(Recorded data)
++++
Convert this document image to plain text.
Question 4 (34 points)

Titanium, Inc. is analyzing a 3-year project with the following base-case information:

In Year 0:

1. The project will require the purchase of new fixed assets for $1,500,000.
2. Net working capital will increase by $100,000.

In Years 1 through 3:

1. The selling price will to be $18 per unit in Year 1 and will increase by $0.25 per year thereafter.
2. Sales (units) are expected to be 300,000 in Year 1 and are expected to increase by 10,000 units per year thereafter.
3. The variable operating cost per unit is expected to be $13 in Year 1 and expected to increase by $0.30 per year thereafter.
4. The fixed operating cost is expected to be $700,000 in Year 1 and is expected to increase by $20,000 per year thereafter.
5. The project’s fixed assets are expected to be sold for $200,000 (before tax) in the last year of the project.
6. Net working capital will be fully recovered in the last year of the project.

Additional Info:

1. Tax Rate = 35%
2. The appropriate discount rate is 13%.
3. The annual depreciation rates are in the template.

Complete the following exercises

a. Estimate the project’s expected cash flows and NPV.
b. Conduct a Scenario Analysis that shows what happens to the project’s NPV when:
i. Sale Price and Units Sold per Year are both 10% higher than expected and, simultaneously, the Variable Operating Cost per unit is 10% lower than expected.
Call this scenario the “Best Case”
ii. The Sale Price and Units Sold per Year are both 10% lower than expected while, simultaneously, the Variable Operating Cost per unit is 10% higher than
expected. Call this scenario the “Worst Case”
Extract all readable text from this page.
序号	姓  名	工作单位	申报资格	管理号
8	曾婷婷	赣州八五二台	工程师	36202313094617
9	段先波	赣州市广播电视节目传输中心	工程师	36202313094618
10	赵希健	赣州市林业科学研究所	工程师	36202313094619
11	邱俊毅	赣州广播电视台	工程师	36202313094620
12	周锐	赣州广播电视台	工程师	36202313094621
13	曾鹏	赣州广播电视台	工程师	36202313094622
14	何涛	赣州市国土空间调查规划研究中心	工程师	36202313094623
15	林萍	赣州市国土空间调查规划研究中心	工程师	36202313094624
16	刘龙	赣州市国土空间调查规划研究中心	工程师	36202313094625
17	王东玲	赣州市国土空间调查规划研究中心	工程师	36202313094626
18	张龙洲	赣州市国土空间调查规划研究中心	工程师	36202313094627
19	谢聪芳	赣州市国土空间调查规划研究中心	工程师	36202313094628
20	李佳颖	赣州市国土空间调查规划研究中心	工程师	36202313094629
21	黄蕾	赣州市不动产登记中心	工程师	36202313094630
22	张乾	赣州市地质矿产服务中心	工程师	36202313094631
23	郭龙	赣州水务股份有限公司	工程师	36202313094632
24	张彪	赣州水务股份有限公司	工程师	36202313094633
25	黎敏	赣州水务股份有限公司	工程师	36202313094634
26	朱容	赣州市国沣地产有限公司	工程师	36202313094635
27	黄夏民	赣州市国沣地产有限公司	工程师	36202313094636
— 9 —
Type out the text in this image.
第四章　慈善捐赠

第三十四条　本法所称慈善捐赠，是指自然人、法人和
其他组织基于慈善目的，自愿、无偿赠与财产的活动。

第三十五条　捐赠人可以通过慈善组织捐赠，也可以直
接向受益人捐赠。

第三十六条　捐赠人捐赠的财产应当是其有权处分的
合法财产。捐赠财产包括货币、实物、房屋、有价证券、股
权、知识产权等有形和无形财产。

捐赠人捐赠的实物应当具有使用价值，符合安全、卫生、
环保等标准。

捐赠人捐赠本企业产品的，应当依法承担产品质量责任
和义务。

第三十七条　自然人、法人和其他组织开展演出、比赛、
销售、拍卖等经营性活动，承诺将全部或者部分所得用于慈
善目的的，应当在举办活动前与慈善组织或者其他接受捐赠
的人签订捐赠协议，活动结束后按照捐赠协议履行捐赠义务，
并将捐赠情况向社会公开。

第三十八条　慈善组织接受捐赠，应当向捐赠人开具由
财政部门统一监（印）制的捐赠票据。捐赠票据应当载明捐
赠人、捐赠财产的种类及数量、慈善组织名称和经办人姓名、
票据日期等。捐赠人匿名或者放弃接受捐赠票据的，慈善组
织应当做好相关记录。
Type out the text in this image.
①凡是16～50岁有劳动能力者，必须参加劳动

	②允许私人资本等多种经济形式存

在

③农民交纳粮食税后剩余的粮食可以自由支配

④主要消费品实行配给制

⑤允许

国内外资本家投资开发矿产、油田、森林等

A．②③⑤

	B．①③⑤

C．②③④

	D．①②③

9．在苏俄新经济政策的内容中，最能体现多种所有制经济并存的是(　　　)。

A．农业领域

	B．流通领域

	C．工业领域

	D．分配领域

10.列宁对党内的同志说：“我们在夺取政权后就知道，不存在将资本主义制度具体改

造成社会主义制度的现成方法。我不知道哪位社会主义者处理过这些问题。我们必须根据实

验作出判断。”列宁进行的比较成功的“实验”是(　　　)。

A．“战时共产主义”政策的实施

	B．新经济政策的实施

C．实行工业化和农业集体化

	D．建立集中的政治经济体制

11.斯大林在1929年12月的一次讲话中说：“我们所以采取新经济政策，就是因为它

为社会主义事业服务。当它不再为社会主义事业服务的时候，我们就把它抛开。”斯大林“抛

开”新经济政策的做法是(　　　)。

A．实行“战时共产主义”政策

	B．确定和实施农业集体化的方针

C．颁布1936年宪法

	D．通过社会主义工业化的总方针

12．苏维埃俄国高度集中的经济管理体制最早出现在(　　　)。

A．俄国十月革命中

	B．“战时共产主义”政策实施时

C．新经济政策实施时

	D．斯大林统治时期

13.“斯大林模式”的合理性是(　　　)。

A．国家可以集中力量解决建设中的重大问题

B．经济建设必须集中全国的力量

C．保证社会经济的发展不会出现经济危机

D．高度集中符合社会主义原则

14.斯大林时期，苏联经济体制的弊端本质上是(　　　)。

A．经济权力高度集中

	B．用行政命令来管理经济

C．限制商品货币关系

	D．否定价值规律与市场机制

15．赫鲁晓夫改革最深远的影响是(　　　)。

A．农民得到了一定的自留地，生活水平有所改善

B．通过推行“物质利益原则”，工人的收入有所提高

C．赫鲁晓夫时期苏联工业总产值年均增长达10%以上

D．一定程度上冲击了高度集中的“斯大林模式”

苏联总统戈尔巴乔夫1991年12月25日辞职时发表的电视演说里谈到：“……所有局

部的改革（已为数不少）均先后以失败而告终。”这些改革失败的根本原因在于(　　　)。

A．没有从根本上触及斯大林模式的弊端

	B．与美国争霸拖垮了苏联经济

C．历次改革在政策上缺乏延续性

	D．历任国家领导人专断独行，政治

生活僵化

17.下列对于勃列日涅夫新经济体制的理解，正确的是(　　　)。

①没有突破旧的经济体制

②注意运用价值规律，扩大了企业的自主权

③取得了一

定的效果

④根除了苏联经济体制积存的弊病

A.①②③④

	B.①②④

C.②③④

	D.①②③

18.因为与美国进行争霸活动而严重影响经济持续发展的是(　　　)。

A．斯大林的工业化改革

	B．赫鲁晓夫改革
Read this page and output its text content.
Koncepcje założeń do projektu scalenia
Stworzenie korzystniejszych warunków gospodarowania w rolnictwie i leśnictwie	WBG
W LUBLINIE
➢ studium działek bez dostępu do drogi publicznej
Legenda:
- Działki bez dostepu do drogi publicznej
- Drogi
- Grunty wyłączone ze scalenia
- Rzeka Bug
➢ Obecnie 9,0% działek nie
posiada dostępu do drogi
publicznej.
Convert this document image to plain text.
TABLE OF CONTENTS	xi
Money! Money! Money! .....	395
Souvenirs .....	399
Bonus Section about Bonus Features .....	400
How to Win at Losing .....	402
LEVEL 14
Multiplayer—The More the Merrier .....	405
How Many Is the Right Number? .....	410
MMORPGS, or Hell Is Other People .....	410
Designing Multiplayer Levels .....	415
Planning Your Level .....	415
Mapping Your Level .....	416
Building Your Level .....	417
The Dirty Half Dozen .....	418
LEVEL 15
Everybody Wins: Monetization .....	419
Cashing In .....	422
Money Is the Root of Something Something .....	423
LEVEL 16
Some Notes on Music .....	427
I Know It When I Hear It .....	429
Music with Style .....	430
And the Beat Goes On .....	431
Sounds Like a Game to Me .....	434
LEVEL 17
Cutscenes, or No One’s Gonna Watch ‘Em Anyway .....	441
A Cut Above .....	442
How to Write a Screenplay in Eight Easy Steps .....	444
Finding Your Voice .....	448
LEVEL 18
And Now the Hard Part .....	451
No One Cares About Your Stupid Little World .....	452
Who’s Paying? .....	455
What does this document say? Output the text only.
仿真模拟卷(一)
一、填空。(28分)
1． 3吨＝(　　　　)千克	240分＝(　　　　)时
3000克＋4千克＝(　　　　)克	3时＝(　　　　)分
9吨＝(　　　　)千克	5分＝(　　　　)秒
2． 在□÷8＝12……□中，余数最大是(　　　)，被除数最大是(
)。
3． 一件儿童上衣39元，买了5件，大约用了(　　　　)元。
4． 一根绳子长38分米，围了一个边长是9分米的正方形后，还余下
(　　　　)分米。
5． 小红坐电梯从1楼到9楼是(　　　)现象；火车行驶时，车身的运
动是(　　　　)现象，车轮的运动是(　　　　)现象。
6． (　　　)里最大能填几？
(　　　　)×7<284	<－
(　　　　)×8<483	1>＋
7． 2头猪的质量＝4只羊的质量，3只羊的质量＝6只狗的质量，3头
++++
Look through the entries above. Extract each line with the word "赣州水务股份有限公司".

FINAL RESULT:
23	郭龙	赣州水务股份有限公司	工程师	36202313094632
24	张彪	赣州水务股份有限公司	工程师	36202313094633
25	黎敏	赣州水务股份有限公司	工程师	36202313094634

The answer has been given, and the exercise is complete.